Task requirements »
In the listing below, find the line containing "Parse this screenshot: output". Write out that line and every line after it to the end, exactly and only those.

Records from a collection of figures

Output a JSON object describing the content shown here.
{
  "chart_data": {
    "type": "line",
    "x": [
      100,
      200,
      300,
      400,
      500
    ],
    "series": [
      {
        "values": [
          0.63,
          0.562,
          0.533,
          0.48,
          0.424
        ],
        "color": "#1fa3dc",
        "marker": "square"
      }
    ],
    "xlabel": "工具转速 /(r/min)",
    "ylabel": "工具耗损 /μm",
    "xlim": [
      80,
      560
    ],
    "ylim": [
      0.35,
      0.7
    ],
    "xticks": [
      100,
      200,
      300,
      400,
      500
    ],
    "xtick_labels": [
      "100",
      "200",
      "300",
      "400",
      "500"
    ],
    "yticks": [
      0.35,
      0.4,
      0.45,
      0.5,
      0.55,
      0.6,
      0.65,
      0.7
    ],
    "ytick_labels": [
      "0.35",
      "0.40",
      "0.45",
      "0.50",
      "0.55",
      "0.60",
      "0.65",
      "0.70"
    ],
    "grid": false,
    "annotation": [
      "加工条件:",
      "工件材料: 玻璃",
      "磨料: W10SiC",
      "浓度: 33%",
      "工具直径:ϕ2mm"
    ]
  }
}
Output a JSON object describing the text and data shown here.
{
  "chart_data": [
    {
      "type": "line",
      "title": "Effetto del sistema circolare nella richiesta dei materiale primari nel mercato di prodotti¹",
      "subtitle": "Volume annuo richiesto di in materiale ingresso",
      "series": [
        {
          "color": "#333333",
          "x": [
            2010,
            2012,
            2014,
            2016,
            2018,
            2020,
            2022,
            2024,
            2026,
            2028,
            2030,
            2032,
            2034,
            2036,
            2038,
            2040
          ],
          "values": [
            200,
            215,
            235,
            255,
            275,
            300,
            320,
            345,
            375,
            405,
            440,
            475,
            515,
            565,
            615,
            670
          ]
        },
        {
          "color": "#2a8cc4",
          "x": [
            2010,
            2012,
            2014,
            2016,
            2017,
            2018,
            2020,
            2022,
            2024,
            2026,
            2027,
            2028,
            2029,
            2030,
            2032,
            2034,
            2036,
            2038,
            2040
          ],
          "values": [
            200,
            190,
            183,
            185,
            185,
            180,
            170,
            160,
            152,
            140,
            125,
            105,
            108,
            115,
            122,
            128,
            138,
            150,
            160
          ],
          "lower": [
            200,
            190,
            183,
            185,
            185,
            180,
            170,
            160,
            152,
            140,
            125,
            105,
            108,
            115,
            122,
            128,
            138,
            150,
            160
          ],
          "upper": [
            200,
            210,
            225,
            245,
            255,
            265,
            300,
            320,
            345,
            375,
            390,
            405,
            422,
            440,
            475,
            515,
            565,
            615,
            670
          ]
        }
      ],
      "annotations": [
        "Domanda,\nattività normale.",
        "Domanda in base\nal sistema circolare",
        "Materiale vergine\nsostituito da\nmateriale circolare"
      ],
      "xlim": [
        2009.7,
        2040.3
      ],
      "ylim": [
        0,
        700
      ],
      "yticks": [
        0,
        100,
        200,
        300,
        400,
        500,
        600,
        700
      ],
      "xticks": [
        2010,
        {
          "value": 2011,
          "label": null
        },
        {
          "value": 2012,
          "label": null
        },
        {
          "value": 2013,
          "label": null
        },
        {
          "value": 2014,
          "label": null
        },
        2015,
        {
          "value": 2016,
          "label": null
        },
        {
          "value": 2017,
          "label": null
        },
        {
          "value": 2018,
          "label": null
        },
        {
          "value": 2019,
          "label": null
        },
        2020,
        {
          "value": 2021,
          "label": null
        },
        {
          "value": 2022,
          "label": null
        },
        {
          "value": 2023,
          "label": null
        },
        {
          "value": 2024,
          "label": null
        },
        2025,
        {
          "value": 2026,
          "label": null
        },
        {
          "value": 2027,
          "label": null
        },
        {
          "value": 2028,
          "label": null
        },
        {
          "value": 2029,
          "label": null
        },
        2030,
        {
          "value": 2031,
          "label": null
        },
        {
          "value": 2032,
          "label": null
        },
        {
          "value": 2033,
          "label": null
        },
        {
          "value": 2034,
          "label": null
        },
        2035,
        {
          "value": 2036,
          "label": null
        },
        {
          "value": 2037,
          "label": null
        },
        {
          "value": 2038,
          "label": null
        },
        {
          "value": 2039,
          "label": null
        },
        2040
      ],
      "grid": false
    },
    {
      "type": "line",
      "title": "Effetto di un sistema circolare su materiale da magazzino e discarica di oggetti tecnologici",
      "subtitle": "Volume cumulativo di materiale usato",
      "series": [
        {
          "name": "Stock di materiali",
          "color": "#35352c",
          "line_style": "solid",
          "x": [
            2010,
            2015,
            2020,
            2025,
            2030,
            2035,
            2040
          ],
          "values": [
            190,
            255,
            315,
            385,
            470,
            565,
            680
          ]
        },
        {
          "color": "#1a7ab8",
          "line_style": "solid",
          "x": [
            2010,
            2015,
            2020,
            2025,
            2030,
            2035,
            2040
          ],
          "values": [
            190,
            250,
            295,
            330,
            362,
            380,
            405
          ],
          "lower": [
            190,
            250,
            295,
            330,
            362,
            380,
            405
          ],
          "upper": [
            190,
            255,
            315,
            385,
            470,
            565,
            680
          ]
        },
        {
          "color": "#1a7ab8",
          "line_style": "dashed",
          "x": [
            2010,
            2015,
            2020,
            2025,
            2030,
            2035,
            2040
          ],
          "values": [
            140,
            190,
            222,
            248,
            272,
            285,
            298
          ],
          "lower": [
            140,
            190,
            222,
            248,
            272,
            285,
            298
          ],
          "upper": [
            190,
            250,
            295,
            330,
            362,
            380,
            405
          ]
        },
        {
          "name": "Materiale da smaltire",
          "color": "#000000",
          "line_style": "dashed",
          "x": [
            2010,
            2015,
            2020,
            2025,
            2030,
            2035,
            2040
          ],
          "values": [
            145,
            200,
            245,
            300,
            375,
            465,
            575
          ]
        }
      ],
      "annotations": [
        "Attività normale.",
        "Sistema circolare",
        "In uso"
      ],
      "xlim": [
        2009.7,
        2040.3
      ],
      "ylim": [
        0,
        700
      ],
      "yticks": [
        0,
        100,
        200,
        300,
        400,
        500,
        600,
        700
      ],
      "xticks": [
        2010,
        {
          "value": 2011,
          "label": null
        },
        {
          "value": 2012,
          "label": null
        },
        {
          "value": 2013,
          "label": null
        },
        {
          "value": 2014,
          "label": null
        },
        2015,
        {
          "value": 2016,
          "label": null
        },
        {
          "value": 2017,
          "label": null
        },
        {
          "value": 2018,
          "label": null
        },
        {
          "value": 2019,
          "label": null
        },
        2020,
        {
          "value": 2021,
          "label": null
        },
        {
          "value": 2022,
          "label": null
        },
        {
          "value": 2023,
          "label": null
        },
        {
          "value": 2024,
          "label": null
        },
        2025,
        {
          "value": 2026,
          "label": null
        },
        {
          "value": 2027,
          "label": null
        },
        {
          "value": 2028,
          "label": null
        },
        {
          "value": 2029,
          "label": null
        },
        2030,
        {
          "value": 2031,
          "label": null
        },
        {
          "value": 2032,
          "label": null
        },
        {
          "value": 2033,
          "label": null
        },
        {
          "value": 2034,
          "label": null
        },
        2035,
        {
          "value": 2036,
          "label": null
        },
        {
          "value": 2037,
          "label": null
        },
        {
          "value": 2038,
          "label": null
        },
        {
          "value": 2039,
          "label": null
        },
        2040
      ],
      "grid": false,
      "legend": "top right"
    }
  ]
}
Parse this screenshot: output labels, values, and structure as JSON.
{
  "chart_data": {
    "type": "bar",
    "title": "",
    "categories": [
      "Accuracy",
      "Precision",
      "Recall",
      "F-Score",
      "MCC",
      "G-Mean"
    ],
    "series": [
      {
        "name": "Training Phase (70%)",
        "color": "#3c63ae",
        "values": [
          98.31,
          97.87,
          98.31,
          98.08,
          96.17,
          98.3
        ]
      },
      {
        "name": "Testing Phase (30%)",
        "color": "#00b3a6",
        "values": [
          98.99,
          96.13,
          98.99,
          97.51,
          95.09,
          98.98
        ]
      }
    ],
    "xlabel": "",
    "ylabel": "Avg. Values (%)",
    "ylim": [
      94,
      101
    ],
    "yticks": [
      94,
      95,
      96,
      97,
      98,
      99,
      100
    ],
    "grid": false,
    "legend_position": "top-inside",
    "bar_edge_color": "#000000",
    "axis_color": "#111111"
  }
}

Solution to this problem »
Parse this screenshot: output labels, values, and structure as JSON.
{
  "chart_data": {
    "type": "bar",
    "title": "",
    "categories": [
      "Accuracy",
      "Precision",
      "Recall",
      "F-Score",
      "MCC",
      "G-Mean"
    ],
    "series": [
      {
        "name": "Training Phase (70%)",
        "color": "#3c63ae",
        "values": [
          98.31,
          97.87,
          98.31,
          98.08,
          96.17,
          98.3
        ]
      },
      {
        "name": "Testing Phase (30%)",
        "color": "#00b3a6",
        "values": [
          98.99,
          96.13,
          98.99,
          97.51,
          95.09,
          98.98
        ]
      }
    ],
    "xlabel": "",
    "ylabel": "Avg. Values (%)",
    "ylim": [
      94,
      101
    ],
    "yticks": [
      94,
      95,
      96,
      97,
      98,
      99,
      100
    ],
    "grid": false,
    "legend_position": "top-inside",
    "bar_edge_color": "#000000",
    "axis_color": "#111111"
  }
}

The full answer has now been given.